# THE REQUEST:
Identify the lines in the data below that contain "discontinuity" and give only how many there are.

# SUPPLIED RECORDS:
▼▼▼

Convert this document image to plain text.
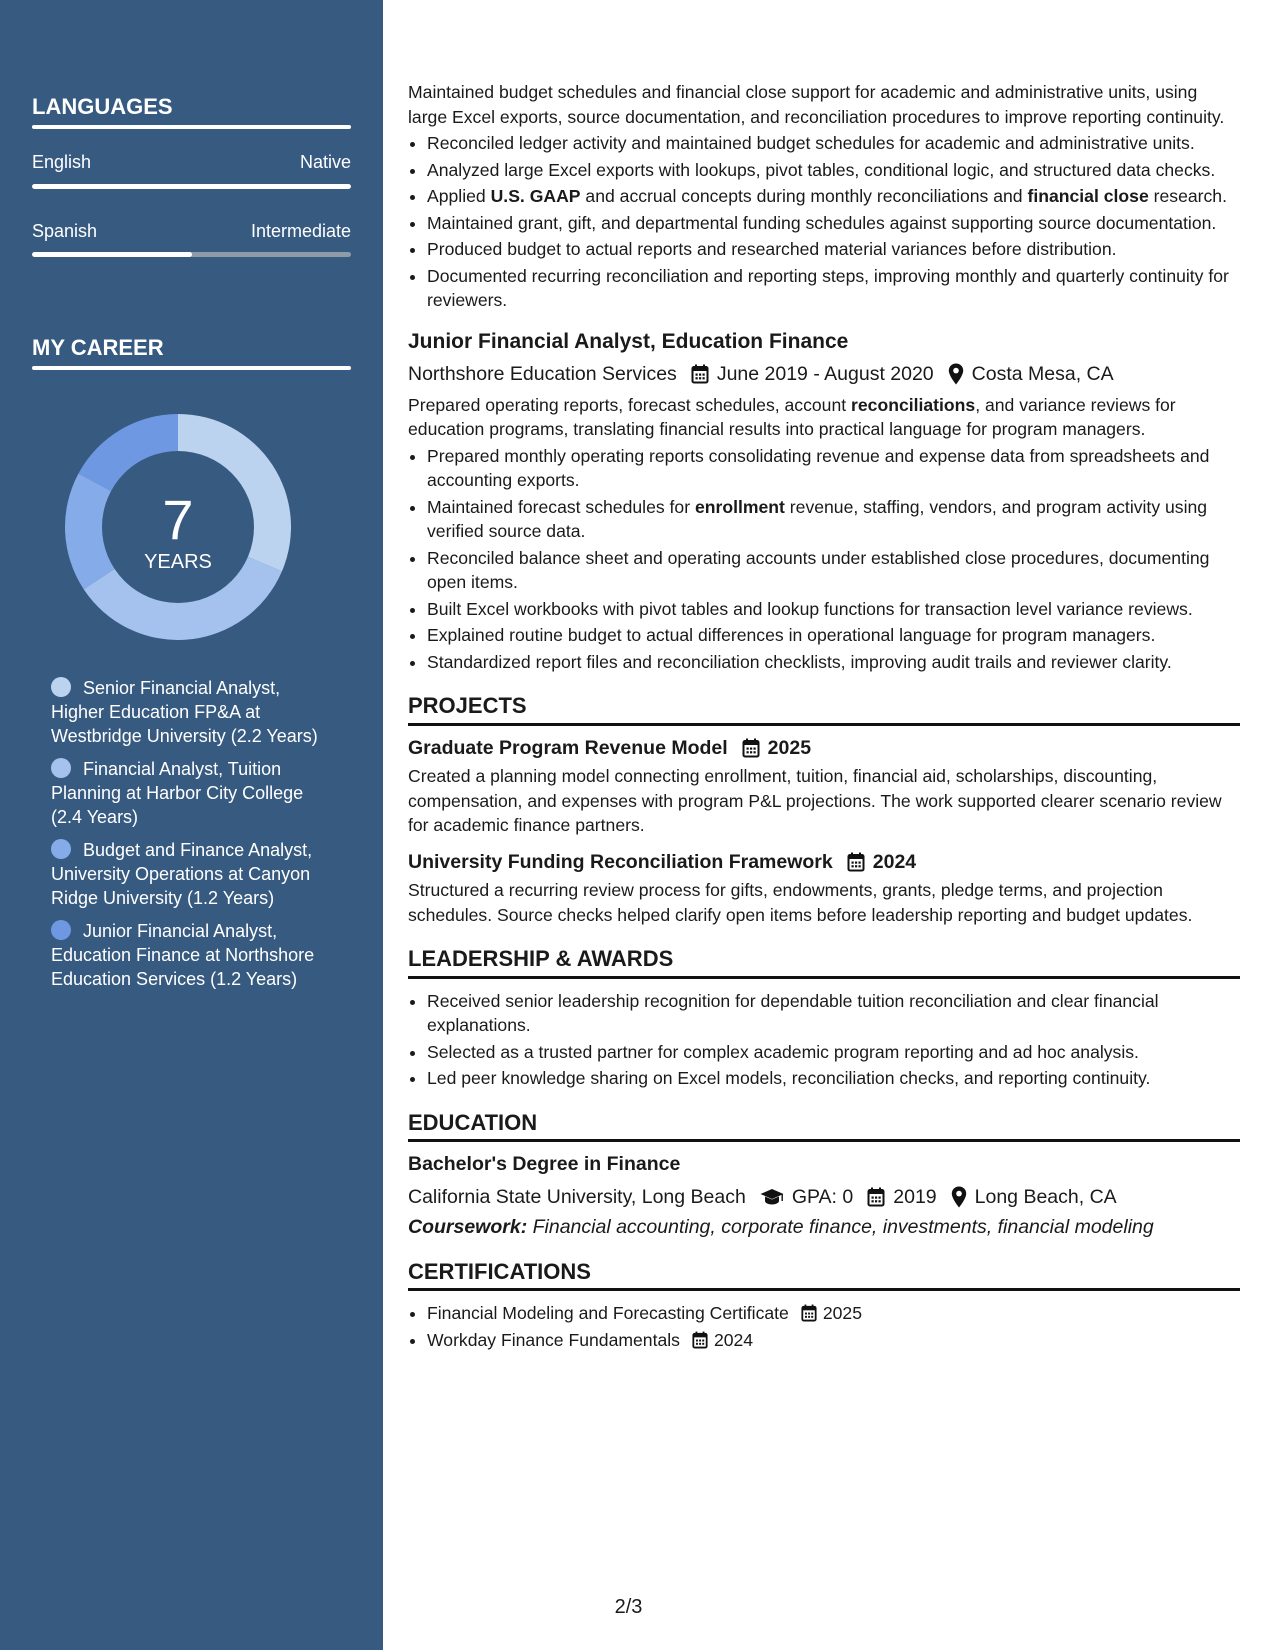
LANGUAGES
English	Native
Spanish	Intermediate
MY CAREER
7
YEARS
Senior Financial Analyst, Higher Education FP&A at Westbridge University (2.2 Years)
Financial Analyst, Tuition Planning at Harbor City College (2.4 Years)
Budget and Finance Analyst, University Operations at Canyon Ridge University (1.2 Years)
Junior Financial Analyst, Education Finance at Northshore Education Services (1.2 Years)

Maintained budget schedules and financial close support for academic and administrative units, using large Excel exports, source documentation, and reconciliation procedures to improve reporting continuity.

• Reconciled ledger activity and maintained budget schedules for academic and administrative units.
• Analyzed large Excel exports with lookups, pivot tables, conditional logic, and structured data checks.
• Applied U.S. GAAP and accrual concepts during monthly reconciliations and financial close research.
• Maintained grant, gift, and departmental funding schedules against supporting source documentation.
• Produced budget to actual reports and researched material variances before distribution.
• Documented recurring reconciliation and reporting steps, improving monthly and quarterly continuity for reviewers.
Junior Financial Analyst, Education Finance
Northshore Education Services June 2019 - August 2020 Costa Mesa, CA

Prepared operating reports, forecast schedules, account reconciliations, and variance reviews for education programs, translating financial results into practical language for program managers.

• Prepared monthly operating reports consolidating revenue and expense data from spreadsheets and accounting exports.
• Maintained forecast schedules for enrollment revenue, staffing, vendors, and program activity using verified source data.
• Reconciled balance sheet and operating accounts under established close procedures, documenting open items.
• Built Excel workbooks with pivot tables and lookup functions for transaction level variance reviews.
• Explained routine budget to actual differences in operational language for program managers.
• Standardized report files and reconciliation checklists, improving audit trails and reviewer clarity.
PROJECTS
Graduate Program Revenue Model 2025

Created a planning model connecting enrollment, tuition, financial aid, scholarships, discounting, compensation, and expenses with program P&L projections. The work supported clearer scenario review for academic finance partners.

University Funding Reconciliation Framework 2024

Structured a recurring review process for gifts, endowments, grants, pledge terms, and projection schedules. Source checks helped clarify open items before leadership reporting and budget updates.

LEADERSHIP & AWARDS
• Received senior leadership recognition for dependable tuition reconciliation and clear financial explanations.
• Selected as a trusted partner for complex academic program reporting and ad hoc analysis.
• Led peer knowledge sharing on Excel models, reconciliation checks, and reporting continuity.
EDUCATION
Bachelor's Degree in Finance
California State University, Long Beach GPA: 0 2019 Long Beach, CA
Coursework: Financial accounting, corporate finance, investments, financial modeling
CERTIFICATIONS
• Financial Modeling and Forecasting Certificate 2025
• Workday Finance Fundamentals 2024
2/3
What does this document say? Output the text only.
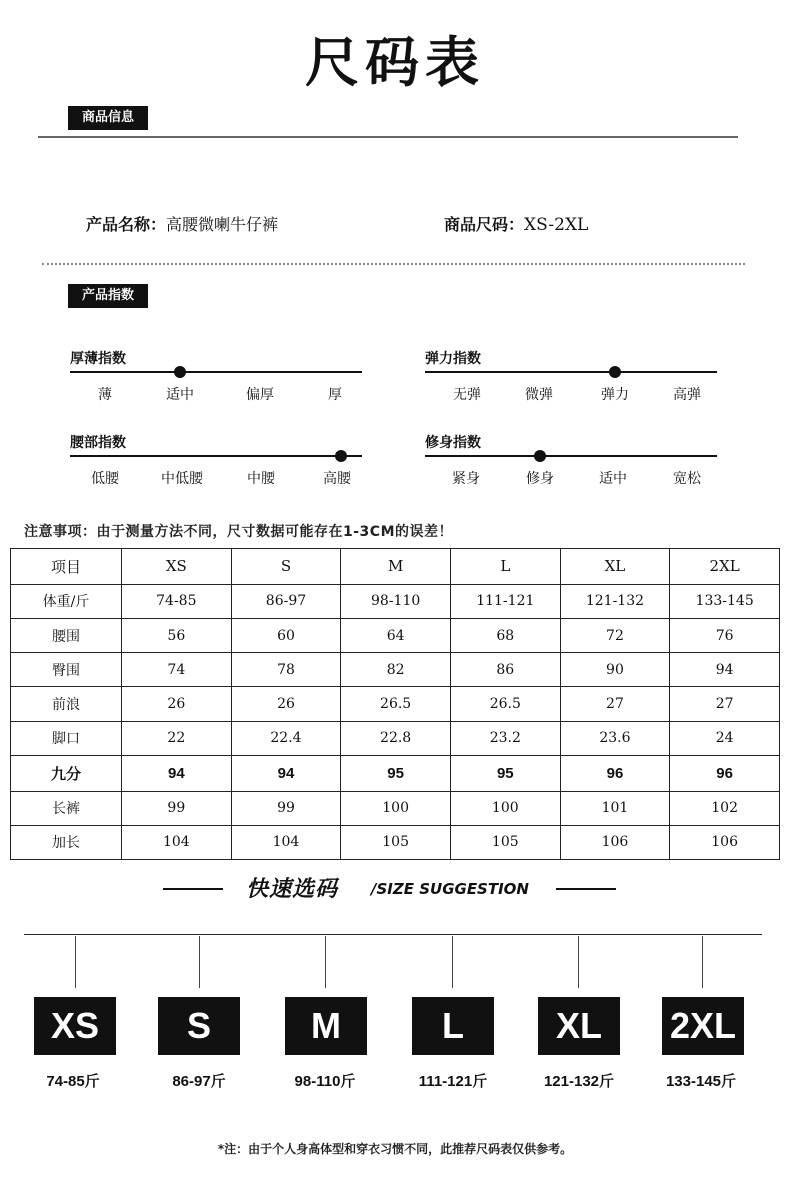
尺码表
商品信息
产品名称：高腰微喇牛仔裤	商品尺码：XS-2XL
产品指数
厚薄指数
薄	适中	偏厚	厚
弹力指数
无弹	微弹	弹力	高弹
腰部指数
低腰	中低腰	中腰	高腰
修身指数
紧身	修身	适中	宽松
注意事项：由于测量方法不同，尺寸数据可能存在1-3CM的误差！
项目	XS	S	M	L	XL	2XL
体重/斤	74-85	86-97	98-110	111-121	121-132	133-145
腰围	56	60	64	68	72	76
臀围	74	78	82	86	90	94
前浪	26	26	26.5	26.5	27	27
脚口	22	22.4	22.8	23.2	23.6	24
九分	94	94	95	95	96	96
长裤	99	99	100	100	101	102
加长	104	104	105	105	106	106
快速选码 /SIZE SUGGESTION
XS	S	M	L	XL	2XL
74-85斤	86-97斤	98-110斤	111-121斤	121-132斤	133-145斤
*注：由于个人身高体型和穿衣习惯不同，此推荐尺码表仅供参考。
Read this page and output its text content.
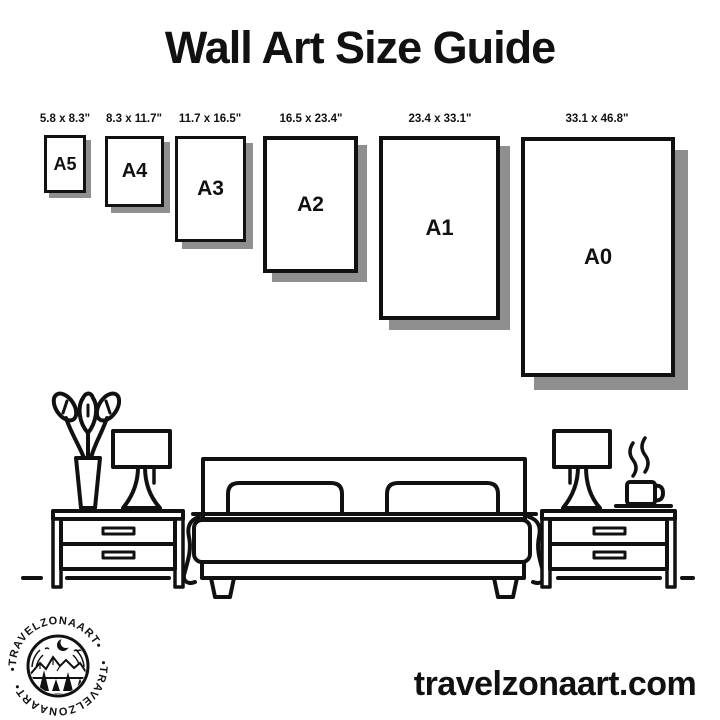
Wall Art Size Guide
5.8 x 8.3"
A5
8.3 x 11.7"
A4
11.7 x 16.5"
A3
16.5 x 23.4"
A2
23.4 x 33.1"
A1
33.1 x 46.8"
A0
•TRAVELZONAART•
•TRAVELZONAART•	travelzonaart.com
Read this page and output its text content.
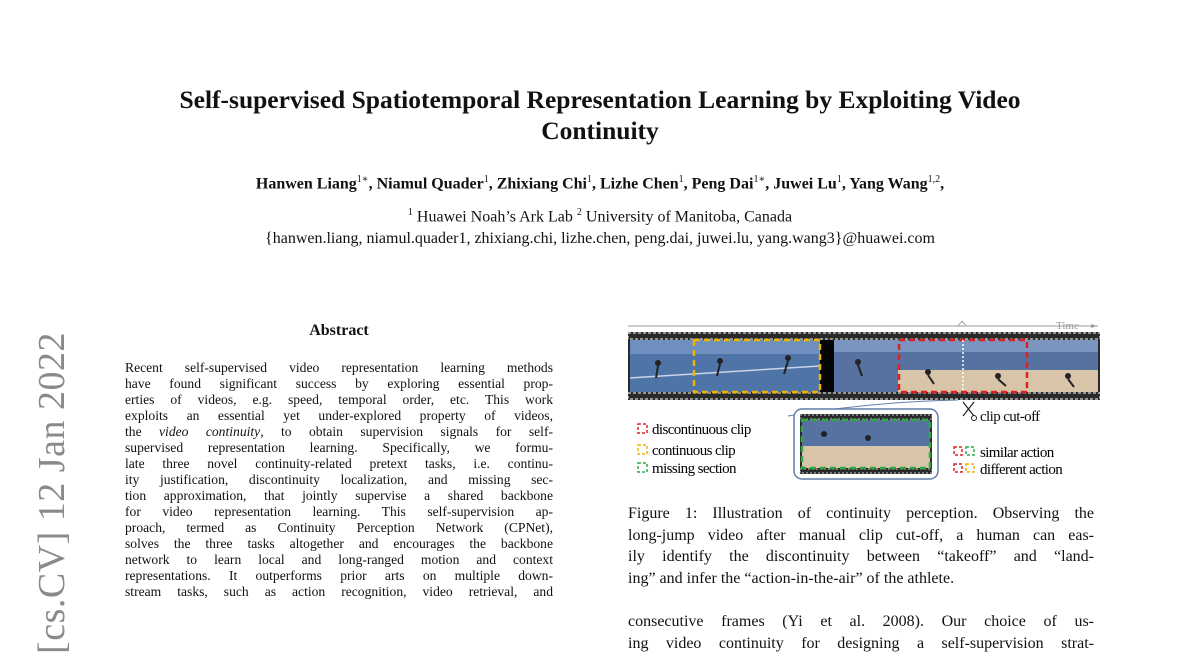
Self-supervised Spatiotemporal Representation Learning by Exploiting Video
Continuity
Hanwen Liang$^{1∗}$, Niamul Quader$^1$, Zhixiang Chi$^1$, Lizhe Chen$^1$, Peng Dai$^{1∗}$, Juwei Lu$^1$, Yang Wang$^{1,2}$,
$^1$ Huawei Noah’s Ark Lab $^2$ University of Manitoba, Canada
{hanwen.liang, niamul.quader1, zhixiang.chi, lizhe.chen, peng.dai, juwei.lu, yang.wang3}@huawei.com
[cs.CV] 12 Jan 2022
Abstract
Recent self-supervised video representation learning methods
have found significant success by exploring essential prop-
erties of videos, e.g. speed, temporal order, etc. This work
exploits an essential yet under-explored property of videos,
the video continuity, to obtain supervision signals for self-
supervised representation learning. Specifically, we formu-
late three novel continuity-related pretext tasks, i.e. continu-
ity justification, discontinuity localization, and missing sec-
tion approximation, that jointly supervise a shared backbone
for video representation learning. This self-supervision ap-
proach, termed as Continuity Perception Network (CPNet),
solves the three tasks altogether and encourages the backbone
network to learn local and long-ranged motion and context
representations. It outperforms prior arts on multiple down-
stream tasks, such as action recognition, video retrieval, and
Time
clip cut-off
discontinuous clip
continuous clip
missing section
similar action
different action
Figure 1: Illustration of continuity perception. Observing the
long-jump video after manual clip cut-off, a human can eas-
ily identify the discontinuity between “takeoff” and “land-
ing” and infer the “action-in-the-air” of the athlete.
consecutive frames (Yi et al. 2008). Our choice of us-
ing video continuity for designing a self-supervision strat-
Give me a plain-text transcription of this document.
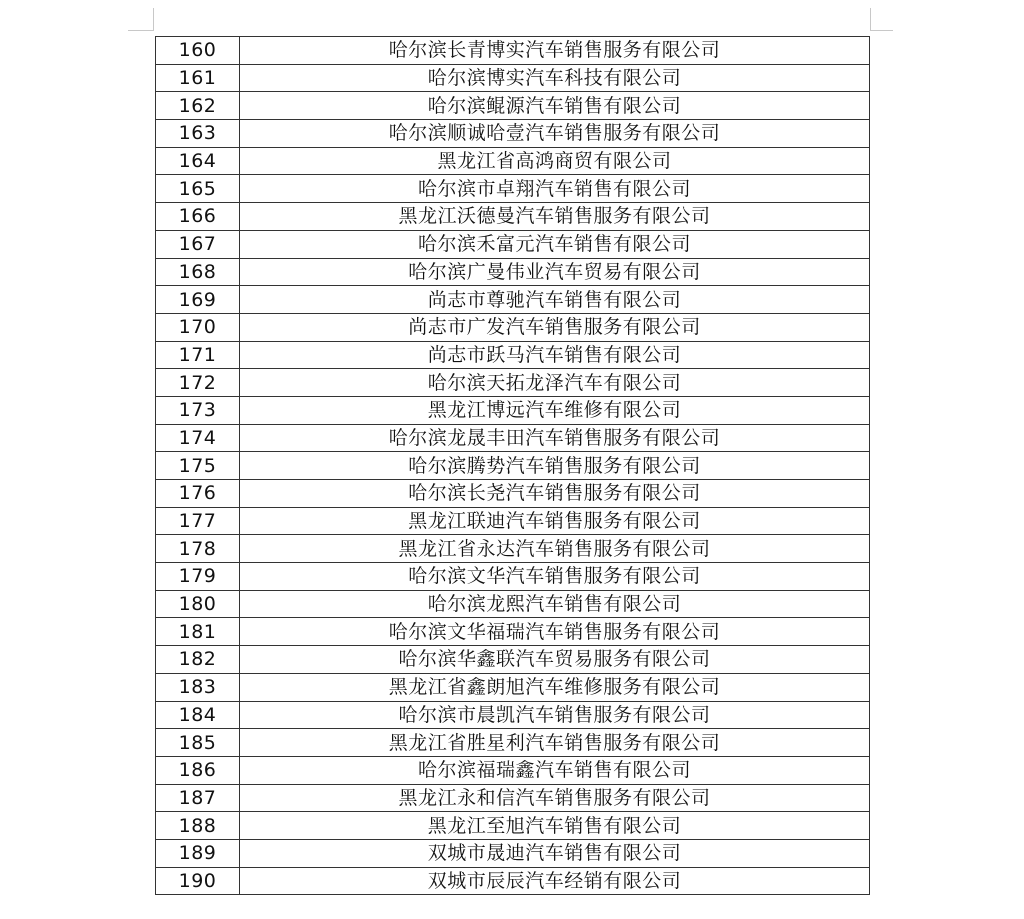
160	哈尔滨长青博实汽车销售服务有限公司
161	哈尔滨博实汽车科技有限公司
162	哈尔滨鲲源汽车销售有限公司
163	哈尔滨顺诚哈壹汽车销售服务有限公司
164	黑龙江省高鸿商贸有限公司
165	哈尔滨市卓翔汽车销售有限公司
166	黑龙江沃德曼汽车销售服务有限公司
167	哈尔滨禾富元汽车销售有限公司
168	哈尔滨广曼伟业汽车贸易有限公司
169	尚志市尊驰汽车销售有限公司
170	尚志市广发汽车销售服务有限公司
171	尚志市跃马汽车销售有限公司
172	哈尔滨天拓龙泽汽车有限公司
173	黑龙江博远汽车维修有限公司
174	哈尔滨龙晟丰田汽车销售服务有限公司
175	哈尔滨腾势汽车销售服务有限公司
176	哈尔滨长尧汽车销售服务有限公司
177	黑龙江联迪汽车销售服务有限公司
178	黑龙江省永达汽车销售服务有限公司
179	哈尔滨文华汽车销售服务有限公司
180	哈尔滨龙熙汽车销售有限公司
181	哈尔滨文华福瑞汽车销售服务有限公司
182	哈尔滨华鑫联汽车贸易服务有限公司
183	黑龙江省鑫朗旭汽车维修服务有限公司
184	哈尔滨市晨凯汽车销售服务有限公司
185	黑龙江省胜星利汽车销售服务有限公司
186	哈尔滨福瑞鑫汽车销售有限公司
187	黑龙江永和信汽车销售服务有限公司
188	黑龙江至旭汽车销售有限公司
189	双城市晟迪汽车销售有限公司
190	双城市辰辰汽车经销有限公司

▲▲▲

# THE OUTPUT:
2